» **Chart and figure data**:
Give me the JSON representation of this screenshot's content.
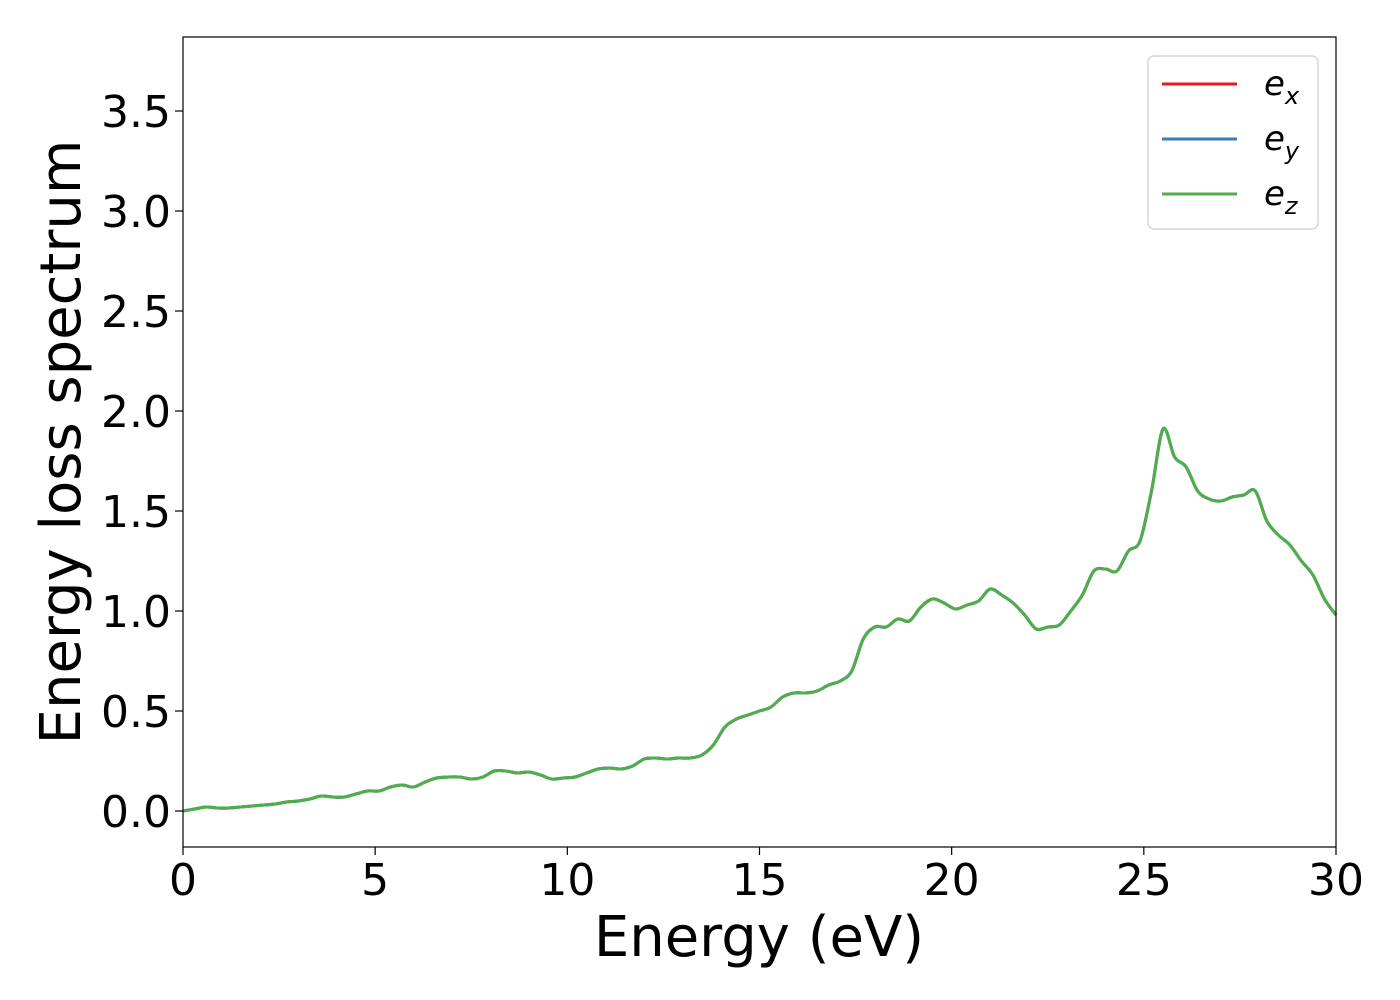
{
  "chart_data": {
    "type": "line",
    "xlabel": "Energy (eV)",
    "ylabel": "Energy loss spectrum",
    "xlim": [
      0,
      30
    ],
    "ylim": [
      -0.18,
      3.87
    ],
    "xticks": [
      0,
      5,
      10,
      15,
      20,
      25,
      30
    ],
    "xtick_labels": [
      "0",
      "5",
      "10",
      "15",
      "20",
      "25",
      "30"
    ],
    "yticks": [
      0.0,
      0.5,
      1.0,
      1.5,
      2.0,
      2.5,
      3.0,
      3.5
    ],
    "ytick_labels": [
      "0.0",
      "0.5",
      "1.0",
      "1.5",
      "2.0",
      "2.5",
      "3.0",
      "3.5"
    ],
    "grid": false,
    "legend_position": "top-right",
    "x": [
      0,
      0.3,
      0.6,
      0.9,
      1.2,
      1.5,
      1.8,
      2.1,
      2.4,
      2.7,
      3.0,
      3.3,
      3.6,
      3.9,
      4.2,
      4.5,
      4.8,
      5.1,
      5.4,
      5.7,
      6.0,
      6.3,
      6.6,
      6.9,
      7.2,
      7.5,
      7.8,
      8.1,
      8.4,
      8.7,
      9.0,
      9.3,
      9.6,
      9.9,
      10.2,
      10.5,
      10.8,
      11.1,
      11.4,
      11.7,
      12.0,
      12.3,
      12.6,
      12.9,
      13.2,
      13.5,
      13.8,
      14.1,
      14.4,
      14.7,
      15.0,
      15.3,
      15.6,
      15.9,
      16.2,
      16.5,
      16.8,
      17.1,
      17.4,
      17.7,
      18.0,
      18.3,
      18.6,
      18.9,
      19.2,
      19.5,
      19.8,
      20.1,
      20.4,
      20.7,
      21.0,
      21.3,
      21.6,
      21.9,
      22.2,
      22.5,
      22.8,
      23.1,
      23.4,
      23.7,
      24.0,
      24.3,
      24.6,
      24.9,
      25.2,
      25.5,
      25.8,
      26.1,
      26.4,
      26.7,
      27.0,
      27.3,
      27.6,
      27.9,
      28.2,
      28.5,
      28.8,
      29.1,
      29.4,
      29.7,
      30.0
    ],
    "series": [
      {
        "name": "x",
        "color": "#e41a1c",
        "values": [
          0.0,
          0.01,
          0.02,
          0.015,
          0.015,
          0.02,
          0.025,
          0.03,
          0.035,
          0.045,
          0.05,
          0.06,
          0.075,
          0.07,
          0.07,
          0.085,
          0.1,
          0.1,
          0.12,
          0.13,
          0.12,
          0.145,
          0.165,
          0.17,
          0.17,
          0.16,
          0.17,
          0.2,
          0.2,
          0.19,
          0.195,
          0.18,
          0.16,
          0.165,
          0.17,
          0.19,
          0.21,
          0.215,
          0.21,
          0.225,
          0.26,
          0.265,
          0.26,
          0.265,
          0.265,
          0.28,
          0.33,
          0.42,
          0.46,
          0.48,
          0.5,
          0.52,
          0.57,
          0.59,
          0.59,
          0.6,
          0.63,
          0.65,
          0.7,
          0.86,
          0.92,
          0.92,
          0.96,
          0.95,
          1.02,
          1.06,
          1.04,
          1.01,
          1.03,
          1.05,
          1.11,
          1.08,
          1.04,
          0.98,
          0.91,
          0.92,
          0.93,
          1.0,
          1.08,
          1.2,
          1.21,
          1.2,
          1.3,
          1.35,
          1.6,
          1.91,
          1.77,
          1.72,
          1.6,
          1.56,
          1.55,
          1.57,
          1.58,
          1.6,
          1.45,
          1.38,
          1.33,
          1.25,
          1.18,
          1.06,
          0.98
        ]
      },
      {
        "name": "y",
        "color": "#377eb8",
        "values": [
          0.0,
          0.01,
          0.02,
          0.015,
          0.015,
          0.02,
          0.025,
          0.03,
          0.035,
          0.045,
          0.05,
          0.06,
          0.075,
          0.07,
          0.07,
          0.085,
          0.1,
          0.1,
          0.12,
          0.13,
          0.12,
          0.145,
          0.165,
          0.17,
          0.17,
          0.16,
          0.17,
          0.2,
          0.2,
          0.19,
          0.195,
          0.18,
          0.16,
          0.165,
          0.17,
          0.19,
          0.21,
          0.215,
          0.21,
          0.225,
          0.26,
          0.265,
          0.26,
          0.265,
          0.265,
          0.28,
          0.33,
          0.42,
          0.46,
          0.48,
          0.5,
          0.52,
          0.57,
          0.59,
          0.59,
          0.6,
          0.63,
          0.65,
          0.7,
          0.86,
          0.92,
          0.92,
          0.96,
          0.95,
          1.02,
          1.06,
          1.04,
          1.01,
          1.03,
          1.05,
          1.11,
          1.08,
          1.04,
          0.98,
          0.91,
          0.92,
          0.93,
          1.0,
          1.08,
          1.2,
          1.21,
          1.2,
          1.3,
          1.35,
          1.6,
          1.91,
          1.77,
          1.72,
          1.6,
          1.56,
          1.55,
          1.57,
          1.58,
          1.6,
          1.45,
          1.38,
          1.33,
          1.25,
          1.18,
          1.06,
          0.98
        ]
      },
      {
        "name": "z",
        "color": "#4daf4a",
        "values": [
          0.0,
          0.01,
          0.02,
          0.015,
          0.015,
          0.02,
          0.025,
          0.03,
          0.035,
          0.045,
          0.05,
          0.06,
          0.075,
          0.07,
          0.07,
          0.085,
          0.1,
          0.1,
          0.12,
          0.13,
          0.12,
          0.145,
          0.165,
          0.17,
          0.17,
          0.16,
          0.17,
          0.2,
          0.2,
          0.19,
          0.195,
          0.18,
          0.16,
          0.165,
          0.17,
          0.19,
          0.21,
          0.215,
          0.21,
          0.225,
          0.26,
          0.265,
          0.26,
          0.265,
          0.265,
          0.28,
          0.33,
          0.42,
          0.46,
          0.48,
          0.5,
          0.52,
          0.57,
          0.59,
          0.59,
          0.6,
          0.63,
          0.65,
          0.7,
          0.86,
          0.92,
          0.92,
          0.96,
          0.95,
          1.02,
          1.06,
          1.04,
          1.01,
          1.03,
          1.05,
          1.11,
          1.08,
          1.04,
          0.98,
          0.91,
          0.92,
          0.93,
          1.0,
          1.08,
          1.2,
          1.21,
          1.2,
          1.3,
          1.35,
          1.6,
          1.91,
          1.77,
          1.72,
          1.6,
          1.56,
          1.55,
          1.57,
          1.58,
          1.6,
          1.45,
          1.38,
          1.33,
          1.25,
          1.18,
          1.06,
          0.98
        ]
      }
    ],
    "legend": [
      {
        "base": "e",
        "sub": "x",
        "color": "#e41a1c"
      },
      {
        "base": "e",
        "sub": "y",
        "color": "#377eb8"
      },
      {
        "base": "e",
        "sub": "z",
        "color": "#4daf4a"
      }
    ]
  }
}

» **Aim of the task**:
From the entries above, extract every line where the word "Energy" appears.

» **Solved problem**:
    "xlabel": "Energy (eV)",
    "ylabel": "Energy loss spectrum",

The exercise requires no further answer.